▶ [Set problem] Here are some records; copy every line that holds the word "surtout".
Start of Data section
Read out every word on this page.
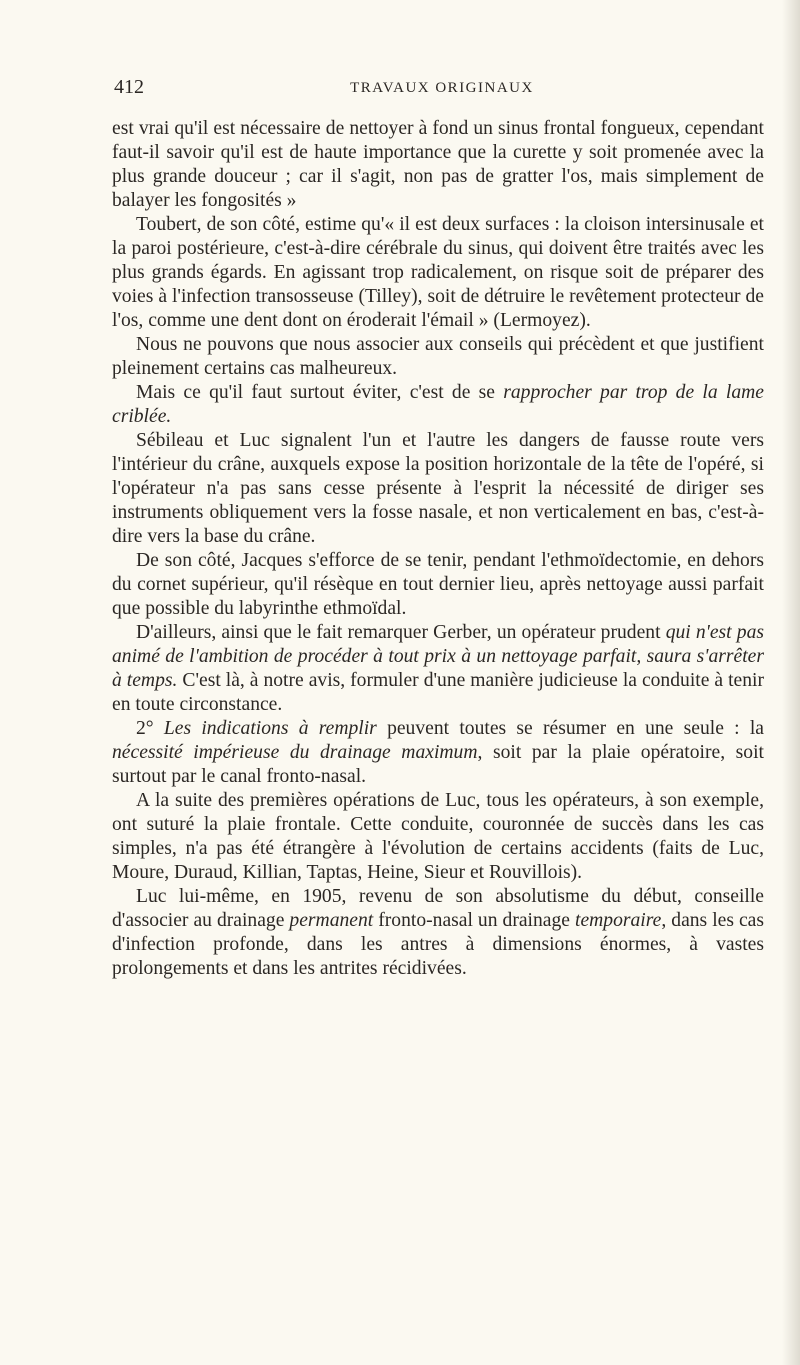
412	TRAVAUX ORIGINAUX

est vrai qu'il est nécessaire de nettoyer à fond un sinus frontal fongueux, cependant faut-il savoir qu'il est de haute importance que la curette y soit promenée avec la plus grande douceur ; car il s'agit, non pas de gratter l'os, mais simplement de balayer les fongosités »

Toubert, de son côté, estime qu'« il est deux surfaces : la cloison intersinusale et la paroi postérieure, c'est-à-dire cérébrale du sinus, qui doivent être traités avec les plus grands égards. En agissant trop radicalement, on risque soit de préparer des voies à l'infection transosseuse (Tilley), soit de détruire le revêtement protecteur de l'os, comme une dent dont on éroderait l'émail » (Lermoyez).

Nous ne pouvons que nous associer aux conseils qui précèdent et que justifient pleinement certains cas malheureux.

Mais ce qu'il faut surtout éviter, c'est de se rapprocher par trop de la lame criblée.

Sébileau et Luc signalent l'un et l'autre les dangers de fausse route vers l'intérieur du crâne, auxquels expose la position horizontale de la tête de l'opéré, si l'opérateur n'a pas sans cesse présente à l'esprit la nécessité de diriger ses instruments obliquement vers la fosse nasale, et non verticalement en bas, c'est-à-dire vers la base du crâne.

De son côté, Jacques s'efforce de se tenir, pendant l'ethmoïdectomie, en dehors du cornet supérieur, qu'il résèque en tout dernier lieu, après nettoyage aussi parfait que possible du labyrinthe ethmoïdal.

D'ailleurs, ainsi que le fait remarquer Gerber, un opérateur prudent qui n'est pas animé de l'ambition de procéder à tout prix à un nettoyage parfait, saura s'arrêter à temps. C'est là, à notre avis, formuler d'une manière judicieuse la conduite à tenir en toute circonstance.

2° Les indications à remplir peuvent toutes se résumer en une seule : la nécessité impérieuse du drainage maximum, soit par la plaie opératoire, soit surtout par le canal fronto-nasal.

A la suite des premières opérations de Luc, tous les opérateurs, à son exemple, ont suturé la plaie frontale. Cette conduite, couronnée de succès dans les cas simples, n'a pas été étrangère à l'évolution de certains accidents (faits de Luc, Moure, Duraud, Killian, Taptas, Heine, Sieur et Rouvillois).

Luc lui-même, en 1905, revenu de son absolutisme du début, conseille d'associer au drainage permanent fronto-nasal un drainage temporaire, dans les cas d'infection profonde, dans les antres à dimensions énormes, à vastes prolongements et dans les antrites récidivées.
End of Data section
▶ [Response to the exercise]
Mais ce qu'il faut surtout éviter, c'est de se rapprocher par trop de la lame criblée.
2° Les indications à remplir peuvent toutes se résumer en une seule : la nécessité impérieuse du drainage maximum, soit par la plaie opératoire, soit surtout par le canal fronto-nasal.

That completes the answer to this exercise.